### Tujuan Tugas A
Dalam teks yang disediakan, apa sebutan dalam psikologi konvensional bagi prinsip bahwa individu menginginkan hal yang menyenangkan dan menghindari hal yang menyakitkan?
### Tujuan Tugas B
Tentukan apakah setiap pernyataan berikut sesuai dengan teks yang disediakan. Jawab ya atau tidak, lalu kutip kata-kata teks yang menjadi penentunya.
(i) Perilaku yang matang dan dewasa menurut standar Islam adalah hasil instan dari pembelajaran singkat.
(ii) Ayat yang dikutip penulis diambil dari akhir surat al-Fajr.
(iii) Kesimpulan sementara penulis adalah bahwa karakter yang diinginkan Sang Pencipta bagi hamba-Nya di akhir kehidupan ialah kebahagiaan.
### Tujuan Tugas C
Ketik ulang bagian dari teks yang disediakan tanpa mengubah apa pun, mulai dari "Sebuah common sense" dan berakhir pada "spiritual dan intelektual.".

#### Teks yang Disediakan ####

Individu yang percaya qadha dan qadr, tentu akan berusaha agar perilakunya sejalan dengan tujuan penciptaannya. Hal ini menjadi lebih penting dan mendesak untuk dilakukan ketika memasuki usia matang. Menuju perilaku yang matang dan dewasa dalam kacamata dan standard Islam tentu bukan hasil instan dari pembelajaran singkat. Setidaknya, tidak sedikit fenomena yang kita lihat di sekeliling kita dimana mereka yang pada masa lalunya banyak berbuat sia-sia, menemukan cahaya hidayah. Begitu pula sebaliknya, mereka yang sejak dulu terkenal memiliki integritas, namun saat dewasa ternyata tidak lepas dari godaan syahwat dunia akan harta, jabatan, dan sebagainya. Keselarasan antara hati dan perilaku dengan apa yang menjadi kondisi ideal seorang muslim sejatinya harus menjadi tujuan yang tidak kenal lelah diupayakan, pada usia berapapun. Nasihat ini setidaknya saya tujukan untuk diri sendiri. Mengenal tanda-tanda kedewasaan seorang muslim tentu menjadi petunjuk penting saat seseorang mengalami krisis kehidupan. Pertanyaan-pertanyaan ‘soul searching’ yang seringkali menuntut kita untuk berpikir lebih dalam tentang diri dan juga hidup.
Saya ingin mengajak Anda semua untuk melihat the grand picture terlebih dahulu, yaitu gambaran besar dari apa yang sebetulnya semua manusia di dunia ini ingin tuju. Ada sebuah potongan ayat dalam akhir surat al-Fajr yang menjadi inspirasi saya:
‘Wahai jiwa yang tenang! Kembalilah kepada Tuhanmu dengan hati yang ridha dan diridhai-Nya. Maka masuklah ke dalam golongan hamba-hamba-Ku, dan masuklah ke dalam surga-Ku.’ (Surat al-Fajr: 27-30)
Deretan ayat-ayat tersebut menggelitik batin saya, ‘mengapa jiwa yang tenang, bukan jiwa yang berbahagia? bagaimanakah karakter manusia-manusia yang Allah panggil sebagai ‘jiwa yang tenang?’ Tibalah saya pada kesimpulan pikir sementara, bahwa karakter yang diinginkan oleh Sang Pencipta terhadap hamba-Nya di akhir kehidupan bukanlah kebahagiaan, melainkan ketenangan hati.
Sebuah common sense yang saya pelajari dalam ilmu psikologi tentang prinsip dasar manusia dalam berperilaku muncul dalam benak saya. Pada umumnya individu menginginkan sesuatu yang menyenangkan baginya, dan menghindari sesuatu yang menyakitkan baginya. Dalam istilah psikologi konvensional disebut sebagai prinsip seeking pleasure, avoiding pain. Kalaupun ada yang bisa tetap menikmati situasi yang tidak menyenangkan baginya, artinya individu tersebut sedang atau telah berjuang untuk melampaui sesuatu yang mayoritas orang tidak mampu melakukannya. Pemaknaan yang ia berikan pada kejadian demi kejadian tidak menyenangkan dalam hidup adalah tentang persepsi yang ia filter melalui values dan keputusannya untuk menjadi orang yang berbeda, orang yang menuju kematangan spiritual dan intelektual.

#### Entri yang Diberikan ####

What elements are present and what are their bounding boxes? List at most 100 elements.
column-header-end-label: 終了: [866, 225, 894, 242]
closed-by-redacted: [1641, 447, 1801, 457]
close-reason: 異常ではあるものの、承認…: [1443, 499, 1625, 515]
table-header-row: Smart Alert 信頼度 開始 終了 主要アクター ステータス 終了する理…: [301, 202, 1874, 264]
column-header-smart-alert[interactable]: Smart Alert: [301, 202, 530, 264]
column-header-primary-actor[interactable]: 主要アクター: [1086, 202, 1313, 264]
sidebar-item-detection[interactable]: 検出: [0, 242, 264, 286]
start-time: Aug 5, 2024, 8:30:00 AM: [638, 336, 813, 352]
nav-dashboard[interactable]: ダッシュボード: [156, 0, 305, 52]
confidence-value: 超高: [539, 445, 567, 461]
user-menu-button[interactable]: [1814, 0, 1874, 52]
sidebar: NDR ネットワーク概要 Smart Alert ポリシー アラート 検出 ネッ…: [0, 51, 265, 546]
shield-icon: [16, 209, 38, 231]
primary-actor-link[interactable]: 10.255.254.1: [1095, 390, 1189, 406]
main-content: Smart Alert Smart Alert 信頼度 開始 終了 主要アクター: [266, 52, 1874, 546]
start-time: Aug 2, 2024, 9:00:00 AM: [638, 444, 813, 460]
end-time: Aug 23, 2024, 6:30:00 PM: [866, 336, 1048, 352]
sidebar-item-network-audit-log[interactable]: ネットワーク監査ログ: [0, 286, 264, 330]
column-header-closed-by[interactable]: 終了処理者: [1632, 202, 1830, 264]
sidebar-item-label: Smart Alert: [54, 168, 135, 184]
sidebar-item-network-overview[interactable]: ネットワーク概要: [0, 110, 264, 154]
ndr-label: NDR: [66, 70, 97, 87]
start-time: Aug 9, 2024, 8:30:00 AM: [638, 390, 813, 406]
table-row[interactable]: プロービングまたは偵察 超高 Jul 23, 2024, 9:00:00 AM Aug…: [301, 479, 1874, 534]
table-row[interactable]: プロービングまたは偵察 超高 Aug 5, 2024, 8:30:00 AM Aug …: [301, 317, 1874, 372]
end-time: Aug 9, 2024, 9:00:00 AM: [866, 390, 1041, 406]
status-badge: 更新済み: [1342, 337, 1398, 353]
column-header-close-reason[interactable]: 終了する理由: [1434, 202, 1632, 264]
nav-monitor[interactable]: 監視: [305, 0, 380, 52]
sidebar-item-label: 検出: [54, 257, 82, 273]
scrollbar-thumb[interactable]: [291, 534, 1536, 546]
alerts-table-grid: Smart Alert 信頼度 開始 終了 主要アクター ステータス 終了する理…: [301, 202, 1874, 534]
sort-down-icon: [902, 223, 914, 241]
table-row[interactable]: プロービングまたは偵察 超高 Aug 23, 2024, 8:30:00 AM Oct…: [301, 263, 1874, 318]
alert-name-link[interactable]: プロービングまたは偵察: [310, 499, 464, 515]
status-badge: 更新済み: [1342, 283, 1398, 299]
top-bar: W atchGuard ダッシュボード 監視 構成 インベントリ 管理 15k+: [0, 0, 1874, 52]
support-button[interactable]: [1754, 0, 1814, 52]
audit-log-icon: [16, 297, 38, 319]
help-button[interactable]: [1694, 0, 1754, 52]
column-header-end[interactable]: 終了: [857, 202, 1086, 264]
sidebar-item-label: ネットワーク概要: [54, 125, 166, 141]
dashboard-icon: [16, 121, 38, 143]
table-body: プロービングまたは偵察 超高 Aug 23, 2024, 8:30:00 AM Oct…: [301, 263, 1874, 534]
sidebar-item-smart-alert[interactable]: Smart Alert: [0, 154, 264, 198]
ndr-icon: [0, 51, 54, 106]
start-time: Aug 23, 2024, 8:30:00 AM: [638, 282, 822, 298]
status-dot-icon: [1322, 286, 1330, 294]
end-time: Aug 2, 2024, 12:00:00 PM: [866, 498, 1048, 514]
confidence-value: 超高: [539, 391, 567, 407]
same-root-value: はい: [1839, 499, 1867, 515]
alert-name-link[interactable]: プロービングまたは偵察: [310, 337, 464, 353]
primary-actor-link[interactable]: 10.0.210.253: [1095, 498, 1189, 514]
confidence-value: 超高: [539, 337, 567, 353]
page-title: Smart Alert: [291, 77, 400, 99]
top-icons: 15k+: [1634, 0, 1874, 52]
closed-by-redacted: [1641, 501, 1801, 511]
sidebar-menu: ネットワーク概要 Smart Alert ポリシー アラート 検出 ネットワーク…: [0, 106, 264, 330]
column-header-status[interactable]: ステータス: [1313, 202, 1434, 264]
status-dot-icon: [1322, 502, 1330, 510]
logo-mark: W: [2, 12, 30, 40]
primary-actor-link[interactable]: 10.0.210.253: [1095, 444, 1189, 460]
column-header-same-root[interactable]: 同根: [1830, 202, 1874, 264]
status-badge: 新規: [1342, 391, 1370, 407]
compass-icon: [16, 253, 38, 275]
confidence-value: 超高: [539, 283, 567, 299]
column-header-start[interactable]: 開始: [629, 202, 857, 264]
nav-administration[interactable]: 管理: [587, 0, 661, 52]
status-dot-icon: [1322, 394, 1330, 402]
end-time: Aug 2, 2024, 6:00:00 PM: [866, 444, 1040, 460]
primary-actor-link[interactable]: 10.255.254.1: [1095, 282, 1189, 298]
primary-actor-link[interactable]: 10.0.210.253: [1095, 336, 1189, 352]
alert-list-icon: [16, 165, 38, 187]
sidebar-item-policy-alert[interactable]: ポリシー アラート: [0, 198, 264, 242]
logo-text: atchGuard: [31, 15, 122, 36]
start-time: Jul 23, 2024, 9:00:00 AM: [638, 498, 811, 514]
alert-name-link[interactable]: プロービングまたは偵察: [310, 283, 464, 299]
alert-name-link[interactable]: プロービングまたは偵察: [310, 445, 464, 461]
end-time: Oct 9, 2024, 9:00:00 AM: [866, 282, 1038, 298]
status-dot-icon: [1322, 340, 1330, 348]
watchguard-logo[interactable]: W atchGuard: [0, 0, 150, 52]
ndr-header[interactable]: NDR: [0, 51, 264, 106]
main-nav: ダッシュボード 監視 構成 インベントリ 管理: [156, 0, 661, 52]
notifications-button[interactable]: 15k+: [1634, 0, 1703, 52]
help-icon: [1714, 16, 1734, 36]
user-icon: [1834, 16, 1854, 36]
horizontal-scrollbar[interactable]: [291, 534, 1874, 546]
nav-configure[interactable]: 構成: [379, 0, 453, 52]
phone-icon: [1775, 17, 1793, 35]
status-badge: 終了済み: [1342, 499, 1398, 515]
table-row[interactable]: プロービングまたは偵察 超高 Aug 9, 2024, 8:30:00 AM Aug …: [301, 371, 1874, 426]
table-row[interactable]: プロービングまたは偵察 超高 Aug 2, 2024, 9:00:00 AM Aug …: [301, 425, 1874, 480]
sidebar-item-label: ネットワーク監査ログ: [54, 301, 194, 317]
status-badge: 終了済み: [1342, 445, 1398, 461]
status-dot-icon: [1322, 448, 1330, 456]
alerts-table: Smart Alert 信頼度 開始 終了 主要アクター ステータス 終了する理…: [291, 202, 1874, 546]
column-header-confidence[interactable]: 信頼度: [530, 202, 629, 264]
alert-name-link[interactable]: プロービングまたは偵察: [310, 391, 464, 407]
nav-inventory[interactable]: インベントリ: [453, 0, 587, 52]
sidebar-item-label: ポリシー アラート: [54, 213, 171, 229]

####
#### Entri yang Diberikan ####

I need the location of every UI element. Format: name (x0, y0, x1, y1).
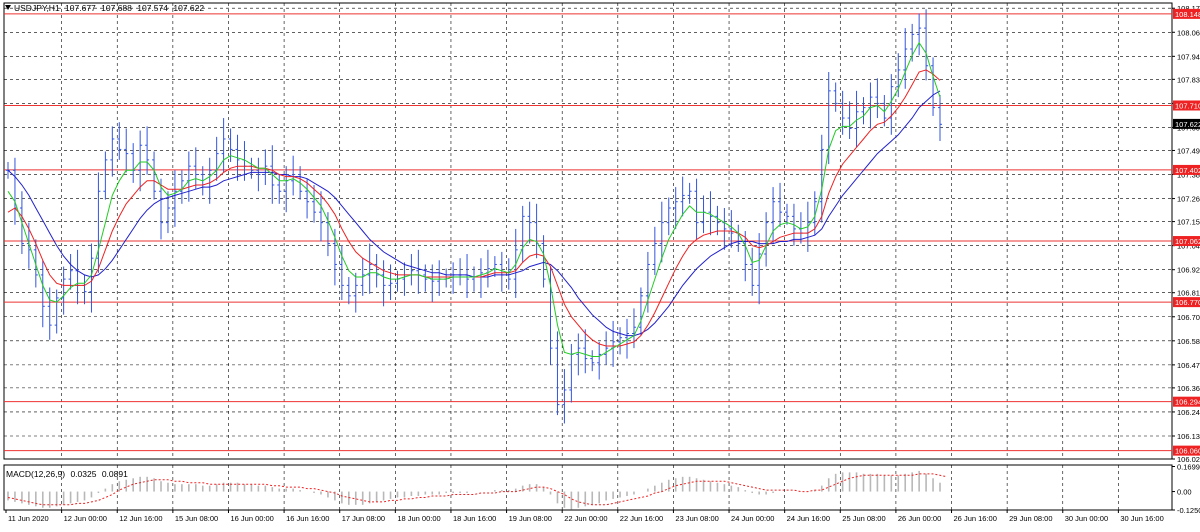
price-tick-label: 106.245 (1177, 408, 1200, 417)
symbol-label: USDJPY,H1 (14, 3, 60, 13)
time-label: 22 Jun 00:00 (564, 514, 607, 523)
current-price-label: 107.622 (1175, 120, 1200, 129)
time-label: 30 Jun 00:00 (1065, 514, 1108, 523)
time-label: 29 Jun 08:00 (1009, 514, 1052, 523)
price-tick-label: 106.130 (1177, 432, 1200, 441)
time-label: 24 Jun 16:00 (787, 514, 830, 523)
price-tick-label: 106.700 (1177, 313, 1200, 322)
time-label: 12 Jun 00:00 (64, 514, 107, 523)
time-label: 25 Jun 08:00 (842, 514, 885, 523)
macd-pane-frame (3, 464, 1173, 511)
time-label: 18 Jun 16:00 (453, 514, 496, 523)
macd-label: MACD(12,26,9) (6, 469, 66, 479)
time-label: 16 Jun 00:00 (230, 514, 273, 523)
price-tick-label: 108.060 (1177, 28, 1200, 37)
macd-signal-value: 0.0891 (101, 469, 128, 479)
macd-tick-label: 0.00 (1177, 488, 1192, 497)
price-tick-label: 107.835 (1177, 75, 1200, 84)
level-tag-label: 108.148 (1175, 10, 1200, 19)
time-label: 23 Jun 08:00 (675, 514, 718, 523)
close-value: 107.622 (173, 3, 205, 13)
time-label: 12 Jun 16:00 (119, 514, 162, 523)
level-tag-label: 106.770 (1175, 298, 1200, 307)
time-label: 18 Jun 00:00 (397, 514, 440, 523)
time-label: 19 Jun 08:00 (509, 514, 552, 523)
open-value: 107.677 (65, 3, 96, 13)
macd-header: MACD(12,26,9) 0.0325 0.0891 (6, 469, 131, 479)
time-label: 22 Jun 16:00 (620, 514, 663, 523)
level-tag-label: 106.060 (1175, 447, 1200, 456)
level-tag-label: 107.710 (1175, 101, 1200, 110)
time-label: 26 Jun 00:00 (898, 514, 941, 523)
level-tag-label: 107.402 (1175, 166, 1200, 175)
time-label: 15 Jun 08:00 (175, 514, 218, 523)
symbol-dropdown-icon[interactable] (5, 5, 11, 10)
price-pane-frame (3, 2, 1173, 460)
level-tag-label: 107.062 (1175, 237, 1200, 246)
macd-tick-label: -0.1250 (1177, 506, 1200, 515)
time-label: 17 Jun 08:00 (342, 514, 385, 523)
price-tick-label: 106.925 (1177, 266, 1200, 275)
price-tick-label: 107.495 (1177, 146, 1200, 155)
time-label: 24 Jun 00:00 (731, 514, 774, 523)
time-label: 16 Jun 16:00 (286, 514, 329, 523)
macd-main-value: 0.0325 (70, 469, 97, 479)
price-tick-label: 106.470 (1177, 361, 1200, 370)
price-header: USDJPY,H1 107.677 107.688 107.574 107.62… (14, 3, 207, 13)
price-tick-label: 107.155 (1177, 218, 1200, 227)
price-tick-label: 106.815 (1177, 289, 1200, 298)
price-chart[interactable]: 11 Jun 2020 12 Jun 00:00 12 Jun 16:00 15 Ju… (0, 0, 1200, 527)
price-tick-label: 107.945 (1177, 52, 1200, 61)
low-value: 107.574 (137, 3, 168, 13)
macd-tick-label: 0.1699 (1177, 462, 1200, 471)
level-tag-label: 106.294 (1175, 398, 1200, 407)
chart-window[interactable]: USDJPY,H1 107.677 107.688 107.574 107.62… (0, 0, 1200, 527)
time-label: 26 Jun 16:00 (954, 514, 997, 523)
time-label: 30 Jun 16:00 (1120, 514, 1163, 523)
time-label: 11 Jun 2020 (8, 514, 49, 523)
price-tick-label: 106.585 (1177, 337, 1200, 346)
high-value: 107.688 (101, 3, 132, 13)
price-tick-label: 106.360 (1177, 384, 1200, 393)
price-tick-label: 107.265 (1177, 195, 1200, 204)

####
#### Entri yang Diberikan ####

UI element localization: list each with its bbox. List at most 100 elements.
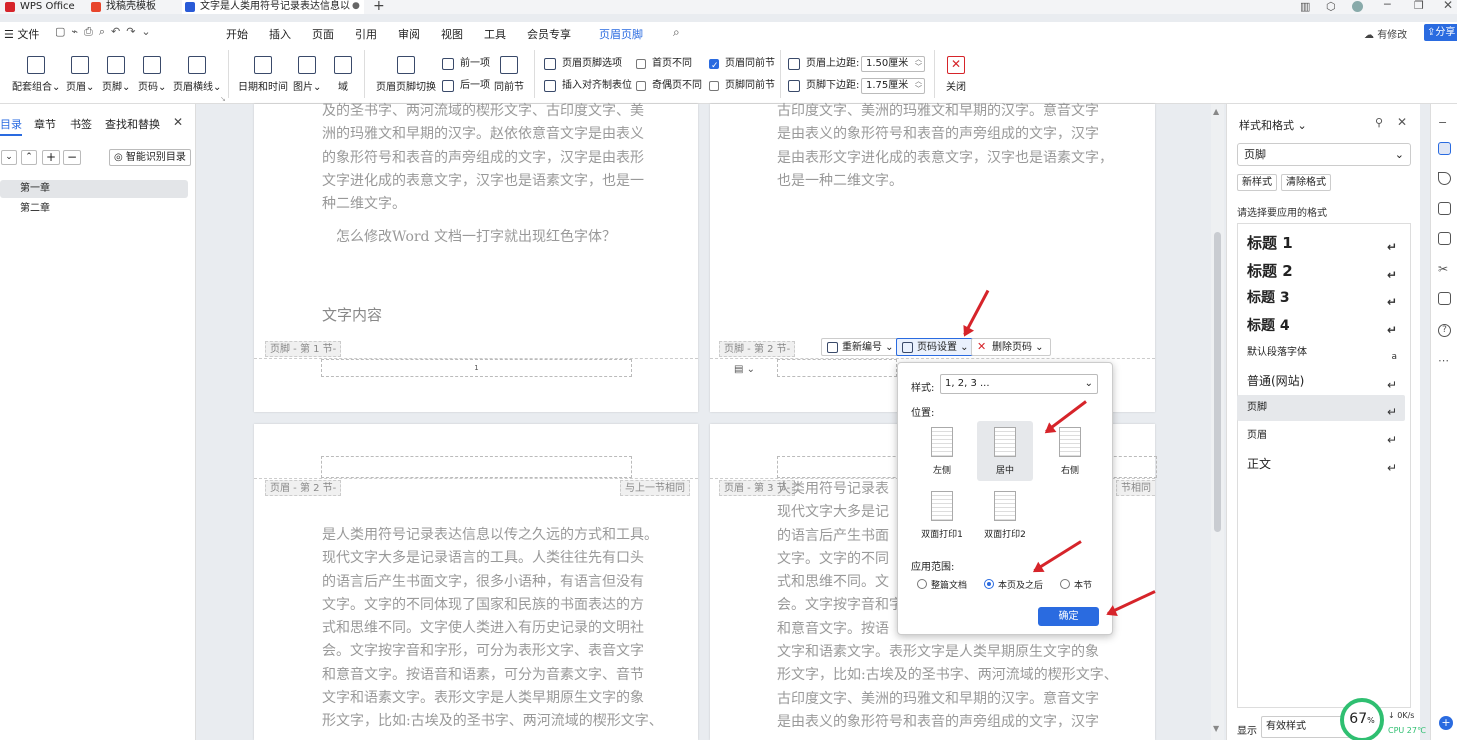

####

### Hasil yang Benar A
Prinsip itu disebut seeking pleasure, avoiding pain.

### Hasil yang Benar B
(i) Tidak. Kata penentunya adalah "bukan hasil instan dari pembelajaran singkat".
(ii) Ya. Kata penentunya adalah "Ada sebuah potongan ayat dalam akhir surat al-Fajr".
(iii) Tidak. Kata penentunya adalah "bukanlah kebahagiaan, melainkan ketenangan hati".

### Hasil yang Benar C
Sebuah common sense yang saya pelajari dalam ilmu psikologi tentang prinsip dasar manusia dalam berperilaku muncul dalam benak saya. Pada umumnya individu menginginkan sesuatu yang menyenangkan baginya, dan menghindari sesuatu yang menyakitkan baginya. Dalam istilah psikologi konvensional disebut sebagai prinsip seeking pleasure, avoiding pain. Kalaupun ada yang bisa tetap menikmati situasi yang tidak menyenangkan baginya, artinya individu tersebut sedang atau telah berjuang untuk melampaui sesuatu yang mayoritas orang tidak mampu melakukannya. Pemaknaan yang ia berikan pada kejadian demi kejadian tidak menyenangkan dalam hidup adalah tentang persepsi yang ia filter melalui values dan keputusannya untuk menjadi orang yang berbeda, orang yang menuju kematangan spiritual dan intelektual.